SET PROBLEM. Count how many lines have the word "java" in them. Reply with that number by itself.

··········

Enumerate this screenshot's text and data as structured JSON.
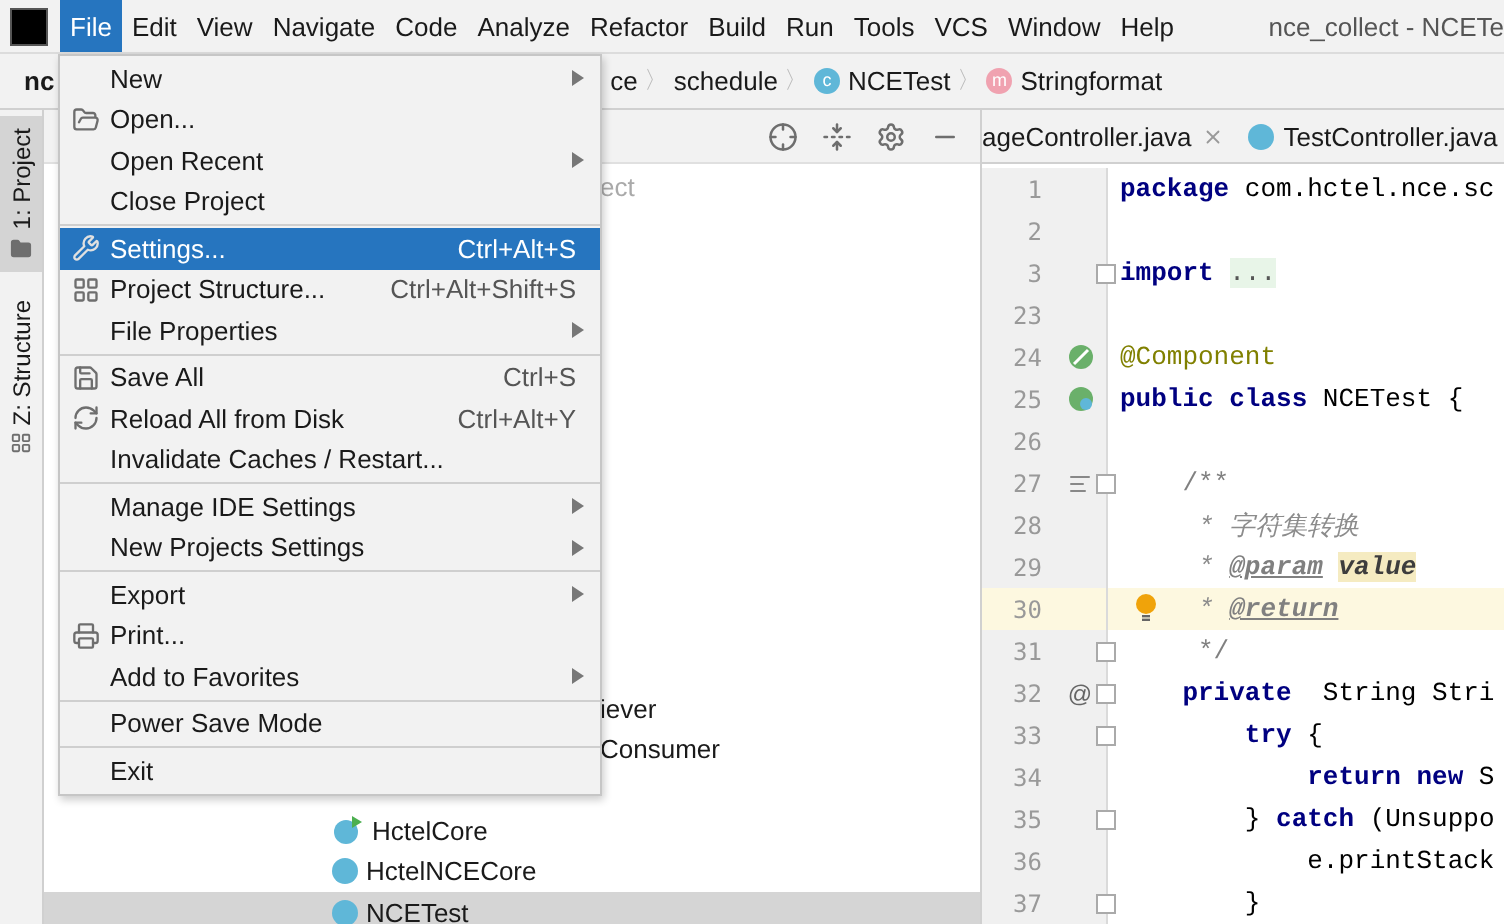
{
  "window": {
    "title": "nce_collect - NCETe"
  },
  "menubar": [
    {
      "label": "File",
      "selected": true
    },
    {
      "label": "Edit",
      "selected": false
    },
    {
      "label": "View",
      "selected": false
    },
    {
      "label": "Navigate",
      "selected": false
    },
    {
      "label": "Code",
      "selected": false
    },
    {
      "label": "Analyze",
      "selected": false
    },
    {
      "label": "Refactor",
      "selected": false
    },
    {
      "label": "Build",
      "selected": false
    },
    {
      "label": "Run",
      "selected": false
    },
    {
      "label": "Tools",
      "selected": false
    },
    {
      "label": "VCS",
      "selected": false
    },
    {
      "label": "Window",
      "selected": false
    },
    {
      "label": "Help",
      "selected": false
    }
  ],
  "breadcrumbs": [
    {
      "label": "nc",
      "kind": "root"
    },
    {
      "label": "ce",
      "kind": "folder"
    },
    {
      "label": "schedule",
      "kind": "folder",
      "separator": "〉"
    },
    {
      "label": "NCETest",
      "kind": "class",
      "separator": "〉",
      "badge": "c"
    },
    {
      "label": "Stringformat",
      "kind": "method",
      "separator": "〉",
      "badge": "m"
    }
  ],
  "tool_strip": [
    {
      "label": "1: Project",
      "selected": true,
      "kind": "project"
    },
    {
      "label": "Z: Structure",
      "selected": false,
      "kind": "structure"
    }
  ],
  "project_panel": {
    "hint": "ect",
    "tree": [
      {
        "label": "iever",
        "kind": "partial",
        "selected": false
      },
      {
        "label": "Consumer",
        "kind": "partial",
        "selected": false
      },
      {
        "label": "HctelCore",
        "kind": "runnable",
        "selected": false
      },
      {
        "label": "HctelNCECore",
        "kind": "class",
        "selected": false
      },
      {
        "label": "NCETest",
        "kind": "class",
        "selected": true
      }
    ]
  },
  "editor_tabs": [
    {
      "label": "ageController.java",
      "kind": "closable"
    },
    {
      "label": "TestController.java",
      "kind": "class"
    }
  ],
  "code_lines": [
    {
      "number": "1",
      "kind": "plain",
      "tokens": [
        {
          "text": "package",
          "kind": "kw"
        },
        {
          "text": " com.hctel.nce.sc",
          "kind": "plain"
        }
      ]
    },
    {
      "number": "2",
      "kind": "plain"
    },
    {
      "number": "3",
      "kind": "plain",
      "fold": true,
      "tokens": [
        {
          "text": "import",
          "kind": "kw"
        },
        {
          "text": "...",
          "kind": "folded"
        }
      ]
    },
    {
      "number": "23",
      "kind": "plain"
    },
    {
      "number": "24",
      "kind": "bean",
      "tokens": [
        {
          "text": "@Component",
          "kind": "anno"
        }
      ]
    },
    {
      "number": "25",
      "kind": "bean-class",
      "tokens": [
        {
          "text": "public class",
          "kind": "kw"
        },
        {
          "text": " NCETest {",
          "kind": "plain"
        }
      ]
    },
    {
      "number": "26",
      "kind": "plain"
    },
    {
      "number": "27",
      "kind": "doc",
      "fold": true,
      "tokens": [
        {
          "text": "    /**",
          "kind": "comment"
        }
      ]
    },
    {
      "number": "28",
      "kind": "plain",
      "tokens": [
        {
          "text": "     * 字符集转换",
          "kind": "doc"
        }
      ]
    },
    {
      "number": "29",
      "kind": "plain",
      "tokens": [
        {
          "text": "     * ",
          "kind": "doc"
        },
        {
          "text": "@param",
          "kind": "doctag"
        },
        {
          "text": "value",
          "kind": "docvalue"
        }
      ]
    },
    {
      "number": "30",
      "kind": "plain",
      "current": true,
      "bulb": true,
      "tokens": [
        {
          "text": "     * ",
          "kind": "doc"
        },
        {
          "text": "@return",
          "kind": "doctag"
        }
      ]
    },
    {
      "number": "31",
      "kind": "plain",
      "fold": true,
      "tokens": [
        {
          "text": "     */",
          "kind": "comment"
        }
      ]
    },
    {
      "number": "32",
      "kind": "plain",
      "gutter_text": "@",
      "fold": true,
      "tokens": [
        {
          "text": "    private",
          "kind": "kw"
        },
        {
          "text": "  String Stri",
          "kind": "plain"
        }
      ]
    },
    {
      "number": "33",
      "kind": "plain",
      "fold": true,
      "tokens": [
        {
          "text": "        try",
          "kind": "kw"
        },
        {
          "text": " {",
          "kind": "plain"
        }
      ]
    },
    {
      "number": "34",
      "kind": "plain",
      "tokens": [
        {
          "text": "            return new",
          "kind": "kw"
        },
        {
          "text": " S",
          "kind": "plain"
        }
      ]
    },
    {
      "number": "35",
      "kind": "plain",
      "fold": true,
      "tokens": [
        {
          "text": "        } ",
          "kind": "plain"
        },
        {
          "text": "catch",
          "kind": "kw"
        },
        {
          "text": " (Unsuppo",
          "kind": "plain"
        }
      ]
    },
    {
      "number": "36",
      "kind": "plain",
      "tokens": [
        {
          "text": "            e.printStack",
          "kind": "plain"
        }
      ]
    },
    {
      "number": "37",
      "kind": "plain",
      "fold": true,
      "tokens": [
        {
          "text": "        }",
          "kind": "plain"
        }
      ]
    }
  ],
  "file_menu": [
    {
      "kind": "plain",
      "label": "New",
      "submenu": true,
      "selected": false
    },
    {
      "kind": "folder",
      "label": "Open...",
      "selected": false
    },
    {
      "kind": "plain",
      "label": "Open Recent",
      "submenu": true,
      "selected": false
    },
    {
      "kind": "plain",
      "label": "Close Project",
      "selected": false
    },
    {
      "kind": "separator"
    },
    {
      "kind": "wrench",
      "label": "Settings...",
      "shortcut": "Ctrl+Alt+S",
      "selected": true
    },
    {
      "kind": "structure",
      "label": "Project Structure...",
      "shortcut": "Ctrl+Alt+Shift+S",
      "selected": false
    },
    {
      "kind": "plain",
      "label": "File Properties",
      "submenu": true,
      "selected": false
    },
    {
      "kind": "separator"
    },
    {
      "kind": "save",
      "label": "Save All",
      "shortcut": "Ctrl+S",
      "selected": false
    },
    {
      "kind": "reload",
      "label": "Reload All from Disk",
      "shortcut": "Ctrl+Alt+Y",
      "selected": false
    },
    {
      "kind": "plain",
      "label": "Invalidate Caches / Restart...",
      "selected": false
    },
    {
      "kind": "separator"
    },
    {
      "kind": "plain",
      "label": "Manage IDE Settings",
      "submenu": true,
      "selected": false
    },
    {
      "kind": "plain",
      "label": "New Projects Settings",
      "submenu": true,
      "selected": false
    },
    {
      "kind": "separator"
    },
    {
      "kind": "plain",
      "label": "Export",
      "submenu": true,
      "selected": false
    },
    {
      "kind": "print",
      "label": "Print...",
      "selected": false
    },
    {
      "kind": "plain",
      "label": "Add to Favorites",
      "submenu": true,
      "selected": false
    },
    {
      "kind": "separator"
    },
    {
      "kind": "plain",
      "label": "Power Save Mode",
      "selected": false
    },
    {
      "kind": "separator"
    },
    {
      "kind": "plain",
      "label": "Exit",
      "selected": false
    }
  ]
}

··········

THE RESULT. 2